» What the exercise asks
Please recast the lines as a Markdown table with columns Row and Text, starting with the first line and going on through the line containing "g-dot bbox=[96, 845, 102, 851]", both included, and leaving out any blank lines.

» Information provided
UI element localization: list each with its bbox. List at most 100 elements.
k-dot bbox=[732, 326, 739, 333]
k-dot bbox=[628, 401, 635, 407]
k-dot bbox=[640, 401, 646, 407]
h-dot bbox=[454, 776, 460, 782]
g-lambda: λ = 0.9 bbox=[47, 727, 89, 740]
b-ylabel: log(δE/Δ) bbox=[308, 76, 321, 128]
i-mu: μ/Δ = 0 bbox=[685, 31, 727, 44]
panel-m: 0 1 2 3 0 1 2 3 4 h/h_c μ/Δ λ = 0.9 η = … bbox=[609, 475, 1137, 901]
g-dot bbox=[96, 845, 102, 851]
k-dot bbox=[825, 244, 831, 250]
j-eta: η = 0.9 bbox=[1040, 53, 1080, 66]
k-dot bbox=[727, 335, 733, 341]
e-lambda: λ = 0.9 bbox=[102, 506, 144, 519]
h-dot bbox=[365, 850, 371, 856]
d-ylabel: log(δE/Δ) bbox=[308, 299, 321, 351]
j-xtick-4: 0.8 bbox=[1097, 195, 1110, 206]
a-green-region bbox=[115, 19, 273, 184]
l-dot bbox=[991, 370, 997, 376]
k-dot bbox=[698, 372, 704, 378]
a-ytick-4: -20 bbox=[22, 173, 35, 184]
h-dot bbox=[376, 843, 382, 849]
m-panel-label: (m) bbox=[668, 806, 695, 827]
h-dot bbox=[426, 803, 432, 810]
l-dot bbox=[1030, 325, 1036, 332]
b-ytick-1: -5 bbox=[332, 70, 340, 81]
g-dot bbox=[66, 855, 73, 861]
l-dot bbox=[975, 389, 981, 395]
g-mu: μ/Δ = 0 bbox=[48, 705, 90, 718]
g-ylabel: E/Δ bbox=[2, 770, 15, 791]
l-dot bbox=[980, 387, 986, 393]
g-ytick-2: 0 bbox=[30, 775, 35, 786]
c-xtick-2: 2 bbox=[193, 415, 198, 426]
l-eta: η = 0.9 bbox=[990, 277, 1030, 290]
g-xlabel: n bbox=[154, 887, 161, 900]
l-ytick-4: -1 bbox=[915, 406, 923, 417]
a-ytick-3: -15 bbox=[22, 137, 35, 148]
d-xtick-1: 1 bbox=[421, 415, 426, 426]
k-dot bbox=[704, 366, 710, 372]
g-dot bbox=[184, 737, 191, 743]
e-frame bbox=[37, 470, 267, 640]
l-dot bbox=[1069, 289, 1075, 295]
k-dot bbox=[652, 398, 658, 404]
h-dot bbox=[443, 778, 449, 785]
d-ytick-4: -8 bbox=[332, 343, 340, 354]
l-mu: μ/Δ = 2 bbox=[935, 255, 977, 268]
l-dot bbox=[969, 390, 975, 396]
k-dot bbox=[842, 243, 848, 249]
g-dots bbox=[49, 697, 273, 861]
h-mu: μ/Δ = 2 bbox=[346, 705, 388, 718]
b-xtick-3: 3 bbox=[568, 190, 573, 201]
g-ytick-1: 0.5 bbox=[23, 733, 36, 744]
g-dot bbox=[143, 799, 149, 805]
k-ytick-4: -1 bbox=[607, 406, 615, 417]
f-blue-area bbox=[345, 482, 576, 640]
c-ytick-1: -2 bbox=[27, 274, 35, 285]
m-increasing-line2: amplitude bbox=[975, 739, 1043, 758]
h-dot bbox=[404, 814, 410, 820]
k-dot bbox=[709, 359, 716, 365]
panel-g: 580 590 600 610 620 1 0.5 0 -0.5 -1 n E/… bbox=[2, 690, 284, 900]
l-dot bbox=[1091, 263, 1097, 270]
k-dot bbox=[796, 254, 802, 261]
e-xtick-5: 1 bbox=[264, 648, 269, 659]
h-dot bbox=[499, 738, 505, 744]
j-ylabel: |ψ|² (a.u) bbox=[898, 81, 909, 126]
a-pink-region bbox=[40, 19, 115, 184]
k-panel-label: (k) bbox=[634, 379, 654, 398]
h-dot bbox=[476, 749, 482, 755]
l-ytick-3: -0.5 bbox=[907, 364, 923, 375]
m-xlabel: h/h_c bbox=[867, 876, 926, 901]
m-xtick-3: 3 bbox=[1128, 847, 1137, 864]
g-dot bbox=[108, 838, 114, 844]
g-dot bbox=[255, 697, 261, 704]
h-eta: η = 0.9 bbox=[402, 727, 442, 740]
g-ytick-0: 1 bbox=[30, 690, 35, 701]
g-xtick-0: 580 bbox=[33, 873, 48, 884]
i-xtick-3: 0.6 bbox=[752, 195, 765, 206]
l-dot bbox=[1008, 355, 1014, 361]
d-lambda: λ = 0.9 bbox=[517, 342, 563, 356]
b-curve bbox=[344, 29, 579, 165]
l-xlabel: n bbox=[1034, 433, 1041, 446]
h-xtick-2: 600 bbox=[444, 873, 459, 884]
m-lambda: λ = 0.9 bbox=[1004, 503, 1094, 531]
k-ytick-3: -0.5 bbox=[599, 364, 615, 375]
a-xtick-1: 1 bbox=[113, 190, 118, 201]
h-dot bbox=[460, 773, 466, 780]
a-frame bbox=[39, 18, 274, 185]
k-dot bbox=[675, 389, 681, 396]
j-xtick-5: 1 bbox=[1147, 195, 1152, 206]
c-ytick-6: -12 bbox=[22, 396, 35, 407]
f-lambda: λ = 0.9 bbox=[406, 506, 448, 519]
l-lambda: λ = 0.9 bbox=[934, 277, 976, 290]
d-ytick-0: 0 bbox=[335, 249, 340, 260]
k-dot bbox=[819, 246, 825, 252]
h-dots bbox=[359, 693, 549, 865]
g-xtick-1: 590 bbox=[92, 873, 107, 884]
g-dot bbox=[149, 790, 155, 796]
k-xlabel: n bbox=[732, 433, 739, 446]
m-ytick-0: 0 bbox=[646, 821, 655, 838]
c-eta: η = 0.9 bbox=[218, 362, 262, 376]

» Written solution
| Row | Text |
|---|---|
| 1 | UI element localization: list each with its bbox. List at most 100 elements. |
| 2 | k-dot bbox=[732, 326, 739, 333] |
| 3 | k-dot bbox=[628, 401, 635, 407] |
| 4 | k-dot bbox=[640, 401, 646, 407] |
| 5 | h-dot bbox=[454, 776, 460, 782] |
| 6 | g-lambda: λ = 0.9 bbox=[47, 727, 89, 740] |
| 7 | b-ylabel: log(δE/Δ) bbox=[308, 76, 321, 128] |
| 8 | i-mu: μ/Δ = 0 bbox=[685, 31, 727, 44] |
| 9 | panel-m: 0 1 2 3 0 1 2 3 4 h/h_c μ/Δ λ = 0.9 η = … bbox=[609, 475, 1137, 901] |
| 10 | g-dot bbox=[96, 845, 102, 851] |